» **Given data**:
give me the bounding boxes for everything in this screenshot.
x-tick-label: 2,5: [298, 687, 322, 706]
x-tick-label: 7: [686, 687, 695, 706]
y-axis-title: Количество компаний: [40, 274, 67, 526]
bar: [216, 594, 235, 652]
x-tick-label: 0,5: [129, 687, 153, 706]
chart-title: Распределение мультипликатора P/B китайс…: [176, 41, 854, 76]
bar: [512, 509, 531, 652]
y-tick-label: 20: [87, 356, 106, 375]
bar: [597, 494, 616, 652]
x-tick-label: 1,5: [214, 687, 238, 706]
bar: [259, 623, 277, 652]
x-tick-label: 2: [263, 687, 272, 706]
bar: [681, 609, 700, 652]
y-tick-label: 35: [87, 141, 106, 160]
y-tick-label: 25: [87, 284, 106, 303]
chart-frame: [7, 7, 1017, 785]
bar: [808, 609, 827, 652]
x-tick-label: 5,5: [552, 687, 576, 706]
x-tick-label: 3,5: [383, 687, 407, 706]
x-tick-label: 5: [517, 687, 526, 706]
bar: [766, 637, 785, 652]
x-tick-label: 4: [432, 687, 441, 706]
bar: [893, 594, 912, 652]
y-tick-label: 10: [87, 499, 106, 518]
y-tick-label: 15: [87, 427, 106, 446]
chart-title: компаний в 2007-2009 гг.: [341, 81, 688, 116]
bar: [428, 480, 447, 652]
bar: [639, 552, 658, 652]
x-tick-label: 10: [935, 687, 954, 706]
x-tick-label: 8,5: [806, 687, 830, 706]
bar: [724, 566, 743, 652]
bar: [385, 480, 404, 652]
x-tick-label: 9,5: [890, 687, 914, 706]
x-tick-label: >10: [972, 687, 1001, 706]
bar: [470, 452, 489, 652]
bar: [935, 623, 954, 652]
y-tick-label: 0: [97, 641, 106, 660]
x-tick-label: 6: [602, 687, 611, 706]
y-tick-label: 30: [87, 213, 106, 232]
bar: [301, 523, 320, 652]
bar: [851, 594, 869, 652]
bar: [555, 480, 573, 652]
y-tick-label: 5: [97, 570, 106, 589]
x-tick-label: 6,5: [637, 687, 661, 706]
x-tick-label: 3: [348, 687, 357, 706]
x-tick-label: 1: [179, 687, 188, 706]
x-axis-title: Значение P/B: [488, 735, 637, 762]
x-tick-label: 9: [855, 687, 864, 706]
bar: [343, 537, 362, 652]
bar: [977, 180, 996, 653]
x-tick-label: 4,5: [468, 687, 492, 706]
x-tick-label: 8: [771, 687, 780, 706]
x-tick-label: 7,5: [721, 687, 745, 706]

» **Your goal**: Could you retype every line of the material above, character for character, with nothing changed, added, or left out?

» **Exercise solution**:
give me the bounding boxes for everything in this screenshot.
x-tick-label: 2,5: [298, 687, 322, 706]
x-tick-label: 7: [686, 687, 695, 706]
y-axis-title: Количество компаний: [40, 274, 67, 526]
bar: [216, 594, 235, 652]
x-tick-label: 0,5: [129, 687, 153, 706]
chart-title: Распределение мультипликатора P/B китайс…: [176, 41, 854, 76]
bar: [512, 509, 531, 652]
y-tick-label: 20: [87, 356, 106, 375]
bar: [597, 494, 616, 652]
x-tick-label: 1,5: [214, 687, 238, 706]
bar: [259, 623, 277, 652]
x-tick-label: 2: [263, 687, 272, 706]
bar: [681, 609, 700, 652]
y-tick-label: 35: [87, 141, 106, 160]
y-tick-label: 25: [87, 284, 106, 303]
chart-frame: [7, 7, 1017, 785]
bar: [808, 609, 827, 652]
x-tick-label: 5,5: [552, 687, 576, 706]
x-tick-label: 3,5: [383, 687, 407, 706]
x-tick-label: 5: [517, 687, 526, 706]
bar: [766, 637, 785, 652]
x-tick-label: 4: [432, 687, 441, 706]
bar: [893, 594, 912, 652]
y-tick-label: 10: [87, 499, 106, 518]
y-tick-label: 15: [87, 427, 106, 446]
chart-title: компаний в 2007-2009 гг.: [341, 81, 688, 116]
bar: [428, 480, 447, 652]
bar: [639, 552, 658, 652]
x-tick-label: 10: [935, 687, 954, 706]
x-tick-label: 8,5: [806, 687, 830, 706]
bar: [724, 566, 743, 652]
bar: [385, 480, 404, 652]
x-tick-label: 9,5: [890, 687, 914, 706]
x-tick-label: >10: [972, 687, 1001, 706]
bar: [470, 452, 489, 652]
bar: [935, 623, 954, 652]
y-tick-label: 0: [97, 641, 106, 660]
x-tick-label: 6: [602, 687, 611, 706]
y-tick-label: 30: [87, 213, 106, 232]
bar: [301, 523, 320, 652]
bar: [851, 594, 869, 652]
bar: [555, 480, 573, 652]
y-tick-label: 5: [97, 570, 106, 589]
x-tick-label: 6,5: [637, 687, 661, 706]
x-tick-label: 3: [348, 687, 357, 706]
x-tick-label: 1: [179, 687, 188, 706]
x-axis-title: Значение P/B: [488, 735, 637, 762]
x-tick-label: 9: [855, 687, 864, 706]
bar: [343, 537, 362, 652]
bar: [977, 180, 996, 653]
x-tick-label: 4,5: [468, 687, 492, 706]
x-tick-label: 8: [771, 687, 780, 706]
x-tick-label: 7,5: [721, 687, 745, 706]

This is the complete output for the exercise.